> _Data lines_:

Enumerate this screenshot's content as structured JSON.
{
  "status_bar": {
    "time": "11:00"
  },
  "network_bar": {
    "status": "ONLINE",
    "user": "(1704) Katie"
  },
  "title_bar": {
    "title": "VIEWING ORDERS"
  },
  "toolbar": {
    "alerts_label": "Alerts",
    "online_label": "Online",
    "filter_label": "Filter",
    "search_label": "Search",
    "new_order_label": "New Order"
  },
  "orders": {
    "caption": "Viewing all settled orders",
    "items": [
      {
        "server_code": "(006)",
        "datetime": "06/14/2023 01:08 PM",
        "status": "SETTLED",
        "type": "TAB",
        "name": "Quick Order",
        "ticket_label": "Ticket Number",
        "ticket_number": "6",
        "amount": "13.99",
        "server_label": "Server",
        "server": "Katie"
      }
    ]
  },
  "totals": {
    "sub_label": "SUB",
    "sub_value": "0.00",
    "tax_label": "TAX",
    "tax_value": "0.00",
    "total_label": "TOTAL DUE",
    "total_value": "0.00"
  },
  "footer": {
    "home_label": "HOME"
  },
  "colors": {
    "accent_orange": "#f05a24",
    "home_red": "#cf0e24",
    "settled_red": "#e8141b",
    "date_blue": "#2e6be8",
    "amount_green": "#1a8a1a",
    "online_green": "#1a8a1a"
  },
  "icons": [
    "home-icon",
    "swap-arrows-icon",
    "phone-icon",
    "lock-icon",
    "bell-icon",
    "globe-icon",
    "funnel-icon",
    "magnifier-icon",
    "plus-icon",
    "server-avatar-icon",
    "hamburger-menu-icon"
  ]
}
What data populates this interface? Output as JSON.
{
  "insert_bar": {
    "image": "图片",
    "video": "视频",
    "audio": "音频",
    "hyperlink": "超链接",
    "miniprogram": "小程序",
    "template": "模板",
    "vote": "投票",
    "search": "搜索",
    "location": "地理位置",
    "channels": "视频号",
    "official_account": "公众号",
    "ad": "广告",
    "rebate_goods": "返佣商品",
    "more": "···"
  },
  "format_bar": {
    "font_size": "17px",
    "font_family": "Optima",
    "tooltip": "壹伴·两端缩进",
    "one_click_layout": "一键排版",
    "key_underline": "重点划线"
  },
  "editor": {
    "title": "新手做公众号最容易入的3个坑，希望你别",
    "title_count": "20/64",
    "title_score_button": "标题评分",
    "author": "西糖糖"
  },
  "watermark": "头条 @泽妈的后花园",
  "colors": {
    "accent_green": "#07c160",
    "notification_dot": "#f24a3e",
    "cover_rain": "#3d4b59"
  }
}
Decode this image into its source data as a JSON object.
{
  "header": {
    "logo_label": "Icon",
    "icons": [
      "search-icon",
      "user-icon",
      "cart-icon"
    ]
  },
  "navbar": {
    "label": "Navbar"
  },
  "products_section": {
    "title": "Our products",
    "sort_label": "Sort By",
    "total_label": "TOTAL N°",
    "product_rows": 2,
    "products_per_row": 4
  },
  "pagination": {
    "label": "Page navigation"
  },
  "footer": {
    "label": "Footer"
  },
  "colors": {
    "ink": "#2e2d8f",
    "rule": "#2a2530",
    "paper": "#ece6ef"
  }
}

> _Task requirements_:
Where a line of the entries contains the word "image", copy that line.

> _Output_:
    "image": "图片",
Decode this image into its source data as a JSON object.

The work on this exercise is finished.